INPUT DATA start
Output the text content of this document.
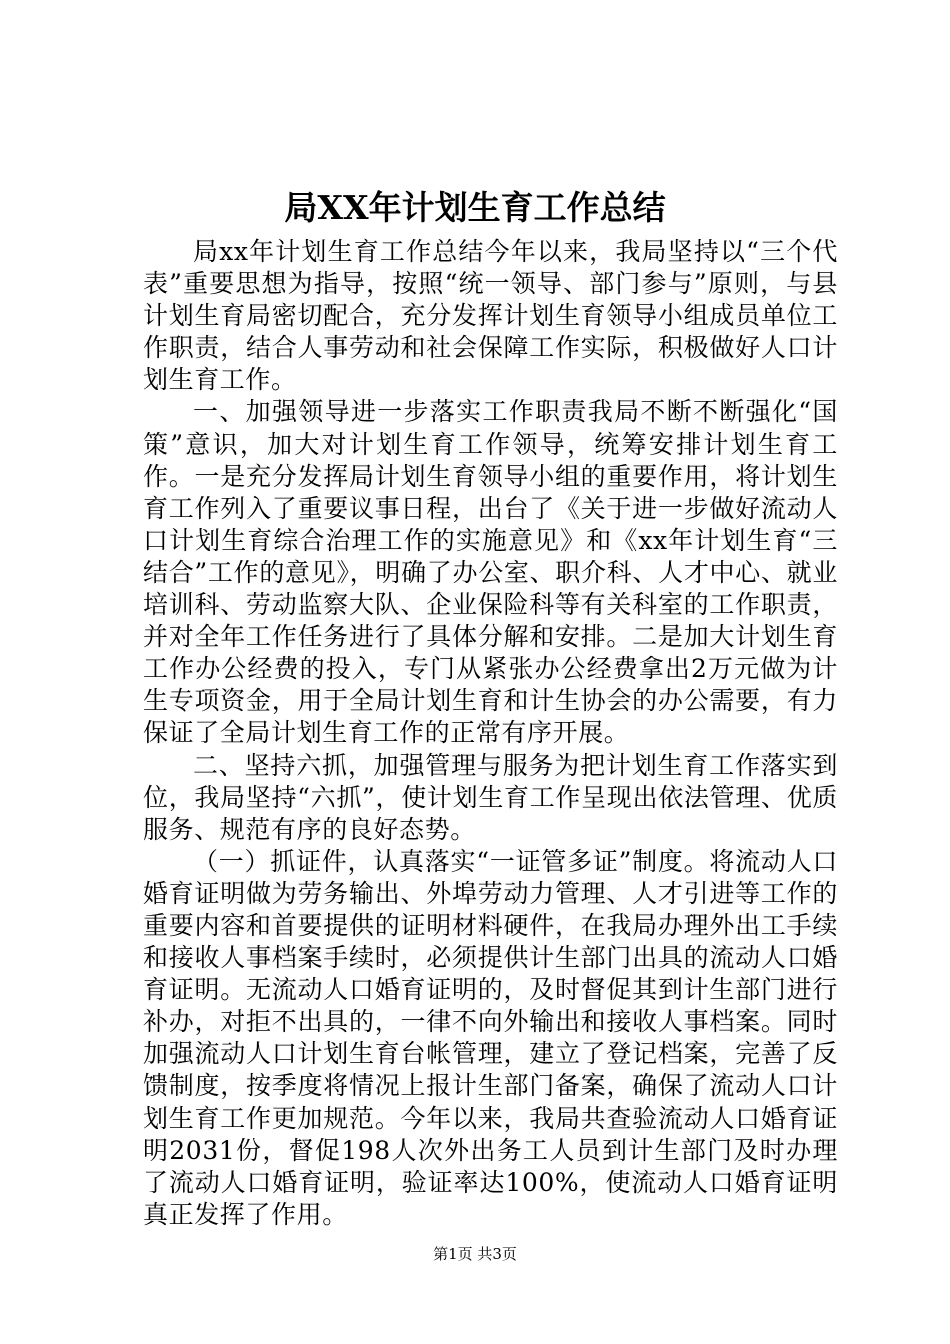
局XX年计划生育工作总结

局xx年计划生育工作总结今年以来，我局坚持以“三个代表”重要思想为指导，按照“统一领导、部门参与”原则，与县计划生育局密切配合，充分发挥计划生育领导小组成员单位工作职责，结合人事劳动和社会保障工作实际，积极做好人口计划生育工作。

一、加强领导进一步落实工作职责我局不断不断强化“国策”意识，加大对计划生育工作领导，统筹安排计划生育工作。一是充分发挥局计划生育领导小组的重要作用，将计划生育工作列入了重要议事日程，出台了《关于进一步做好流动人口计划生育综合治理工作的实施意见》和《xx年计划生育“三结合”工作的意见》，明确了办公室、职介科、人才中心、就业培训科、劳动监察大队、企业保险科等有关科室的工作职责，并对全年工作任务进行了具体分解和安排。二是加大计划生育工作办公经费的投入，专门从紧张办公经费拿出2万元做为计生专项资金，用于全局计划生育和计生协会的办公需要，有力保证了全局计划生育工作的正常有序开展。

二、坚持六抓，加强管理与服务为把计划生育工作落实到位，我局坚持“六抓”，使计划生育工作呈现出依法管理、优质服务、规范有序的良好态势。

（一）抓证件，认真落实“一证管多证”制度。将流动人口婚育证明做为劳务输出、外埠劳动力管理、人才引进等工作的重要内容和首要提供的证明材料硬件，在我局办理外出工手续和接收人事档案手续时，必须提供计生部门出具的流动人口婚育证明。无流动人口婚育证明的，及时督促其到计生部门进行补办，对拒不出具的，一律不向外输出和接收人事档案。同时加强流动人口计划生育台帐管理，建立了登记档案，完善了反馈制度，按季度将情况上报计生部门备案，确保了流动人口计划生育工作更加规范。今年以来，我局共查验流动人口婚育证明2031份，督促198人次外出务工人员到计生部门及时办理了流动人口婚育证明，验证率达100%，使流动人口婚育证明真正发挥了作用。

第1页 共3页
INPUT DATA end
[SHORT EXERCISE] Copy the data character for character, but drop all pictures from the copy.

[EXERCISE RESPONSE]
Output the text content of this document.
局XX年计划生育工作总结

局xx年计划生育工作总结今年以来，我局坚持以“三个代表”重要思想为指导，按照“统一领导、部门参与”原则，与县计划生育局密切配合，充分发挥计划生育领导小组成员单位工作职责，结合人事劳动和社会保障工作实际，积极做好人口计划生育工作。

一、加强领导进一步落实工作职责我局不断不断强化“国策”意识，加大对计划生育工作领导，统筹安排计划生育工作。一是充分发挥局计划生育领导小组的重要作用，将计划生育工作列入了重要议事日程，出台了《关于进一步做好流动人口计划生育综合治理工作的实施意见》和《xx年计划生育“三结合”工作的意见》，明确了办公室、职介科、人才中心、就业培训科、劳动监察大队、企业保险科等有关科室的工作职责，并对全年工作任务进行了具体分解和安排。二是加大计划生育工作办公经费的投入，专门从紧张办公经费拿出2万元做为计生专项资金，用于全局计划生育和计生协会的办公需要，有力保证了全局计划生育工作的正常有序开展。

二、坚持六抓，加强管理与服务为把计划生育工作落实到位，我局坚持“六抓”，使计划生育工作呈现出依法管理、优质服务、规范有序的良好态势。

（一）抓证件，认真落实“一证管多证”制度。将流动人口婚育证明做为劳务输出、外埠劳动力管理、人才引进等工作的重要内容和首要提供的证明材料硬件，在我局办理外出工手续和接收人事档案手续时，必须提供计生部门出具的流动人口婚育证明。无流动人口婚育证明的，及时督促其到计生部门进行补办，对拒不出具的，一律不向外输出和接收人事档案。同时加强流动人口计划生育台帐管理，建立了登记档案，完善了反馈制度，按季度将情况上报计生部门备案，确保了流动人口计划生育工作更加规范。今年以来，我局共查验流动人口婚育证明2031份，督促198人次外出务工人员到计生部门及时办理了流动人口婚育证明，验证率达100%，使流动人口婚育证明真正发挥了作用。

第1页 共3页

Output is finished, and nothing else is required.